Given exercise → Reproduce each of the items below, keeping every word, number, and punctuation mark unchanged.

Material supplied →
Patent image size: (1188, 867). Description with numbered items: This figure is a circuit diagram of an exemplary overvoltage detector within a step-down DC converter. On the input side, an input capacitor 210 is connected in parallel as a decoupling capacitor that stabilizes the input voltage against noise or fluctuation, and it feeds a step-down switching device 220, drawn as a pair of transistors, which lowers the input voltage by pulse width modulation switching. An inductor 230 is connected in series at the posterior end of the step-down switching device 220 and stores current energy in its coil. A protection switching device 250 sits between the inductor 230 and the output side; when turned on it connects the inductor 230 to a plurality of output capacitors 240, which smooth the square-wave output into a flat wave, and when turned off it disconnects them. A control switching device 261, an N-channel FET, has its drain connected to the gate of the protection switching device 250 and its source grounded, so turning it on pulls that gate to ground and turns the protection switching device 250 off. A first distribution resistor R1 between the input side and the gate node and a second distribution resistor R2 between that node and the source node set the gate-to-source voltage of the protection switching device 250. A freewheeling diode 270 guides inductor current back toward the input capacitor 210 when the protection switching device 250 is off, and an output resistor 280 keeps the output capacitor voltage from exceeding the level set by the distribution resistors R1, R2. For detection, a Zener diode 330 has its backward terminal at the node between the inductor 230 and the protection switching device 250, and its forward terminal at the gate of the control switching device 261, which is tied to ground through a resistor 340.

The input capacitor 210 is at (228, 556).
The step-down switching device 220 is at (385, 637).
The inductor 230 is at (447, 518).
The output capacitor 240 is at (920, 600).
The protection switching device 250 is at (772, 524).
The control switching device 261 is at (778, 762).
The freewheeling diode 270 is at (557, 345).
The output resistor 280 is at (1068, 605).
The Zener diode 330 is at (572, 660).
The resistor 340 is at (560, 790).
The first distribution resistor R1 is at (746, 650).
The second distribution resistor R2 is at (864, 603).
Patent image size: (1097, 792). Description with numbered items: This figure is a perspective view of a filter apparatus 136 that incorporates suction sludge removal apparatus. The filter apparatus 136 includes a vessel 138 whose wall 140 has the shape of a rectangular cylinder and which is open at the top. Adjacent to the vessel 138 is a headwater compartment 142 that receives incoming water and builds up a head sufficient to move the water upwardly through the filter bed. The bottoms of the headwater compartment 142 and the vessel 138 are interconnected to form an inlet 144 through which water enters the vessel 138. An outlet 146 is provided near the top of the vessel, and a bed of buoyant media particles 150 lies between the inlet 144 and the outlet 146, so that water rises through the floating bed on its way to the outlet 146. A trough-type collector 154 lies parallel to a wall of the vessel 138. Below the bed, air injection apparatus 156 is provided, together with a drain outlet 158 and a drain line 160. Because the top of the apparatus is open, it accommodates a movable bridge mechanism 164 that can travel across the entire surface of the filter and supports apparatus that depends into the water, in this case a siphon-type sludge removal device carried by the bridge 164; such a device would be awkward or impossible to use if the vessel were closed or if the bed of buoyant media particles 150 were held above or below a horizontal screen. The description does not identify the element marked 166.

Reply →
Patent image size: (1188, 867). Description with numbered items: This figure is a circuit diagram of an exemplary overvoltage detector within a step-down DC converter. On the input side, an input capacitor 210 is connected in parallel as a decoupling capacitor that stabilizes the input voltage against noise or fluctuation, and it feeds a step-down switching device 220, drawn as a pair of transistors, which lowers the input voltage by pulse width modulation switching. An inductor 230 is connected in series at the posterior end of the step-down switching device 220 and stores current energy in its coil. A protection switching device 250 sits between the inductor 230 and the output side; when turned on it connects the inductor 230 to a plurality of output capacitors 240, which smooth the square-wave output into a flat wave, and when turned off it disconnects them. A control switching device 261, an N-channel FET, has its drain connected to the gate of the protection switching device 250 and its source grounded, so turning it on pulls that gate to ground and turns the protection switching device 250 off. A first distribution resistor R1 between the input side and the gate node and a second distribution resistor R2 between that node and the source node set the gate-to-source voltage of the protection switching device 250. A freewheeling diode 270 guides inductor current back toward the input capacitor 210 when the protection switching device 250 is off, and an output resistor 280 keeps the output capacitor voltage from exceeding the level set by the distribution resistors R1, R2. For detection, a Zener diode 330 has its backward terminal at the node between the inductor 230 and the protection switching device 250, and its forward terminal at the gate of the control switching device 261, which is tied to ground through a resistor 340.

The input capacitor 210 is at (228, 556).
The step-down switching device 220 is at (385, 637).
The inductor 230 is at (447, 518).
The output capacitor 240 is at (920, 600).
The protection switching device 250 is at (772, 524).
The control switching device 261 is at (778, 762).
The freewheeling diode 270 is at (557, 345).
The output resistor 280 is at (1068, 605).
The Zener diode 330 is at (572, 660).
The resistor 340 is at (560, 790).
The first distribution resistor R1 is at (746, 650).
The second distribution resistor R2 is at (864, 603).
Patent image size: (1097, 792). Description with numbered items: This figure is a perspective view of a filter apparatus 136 that incorporates suction sludge removal apparatus. The filter apparatus 136 includes a vessel 138 whose wall 140 has the shape of a rectangular cylinder and which is open at the top. Adjacent to the vessel 138 is a headwater compartment 142 that receives incoming water and builds up a head sufficient to move the water upwardly through the filter bed. The bottoms of the headwater compartment 142 and the vessel 138 are interconnected to form an inlet 144 through which water enters the vessel 138. An outlet 146 is provided near the top of the vessel, and a bed of buoyant media particles 150 lies between the inlet 144 and the outlet 146, so that water rises through the floating bed on its way to the outlet 146. A trough-type collector 154 lies parallel to a wall of the vessel 138. Below the bed, air injection apparatus 156 is provided, together with a drain outlet 158 and a drain line 160. Because the top of the apparatus is open, it accommodates a movable bridge mechanism 164 that can travel across the entire surface of the filter and supports apparatus that depends into the water, in this case a siphon-type sludge removal device carried by the bridge 164; such a device would be awkward or impossible to use if the vessel were closed or if the bed of buoyant media particles 150 were held above or below a horizontal screen. The description does not identify the element marked 166.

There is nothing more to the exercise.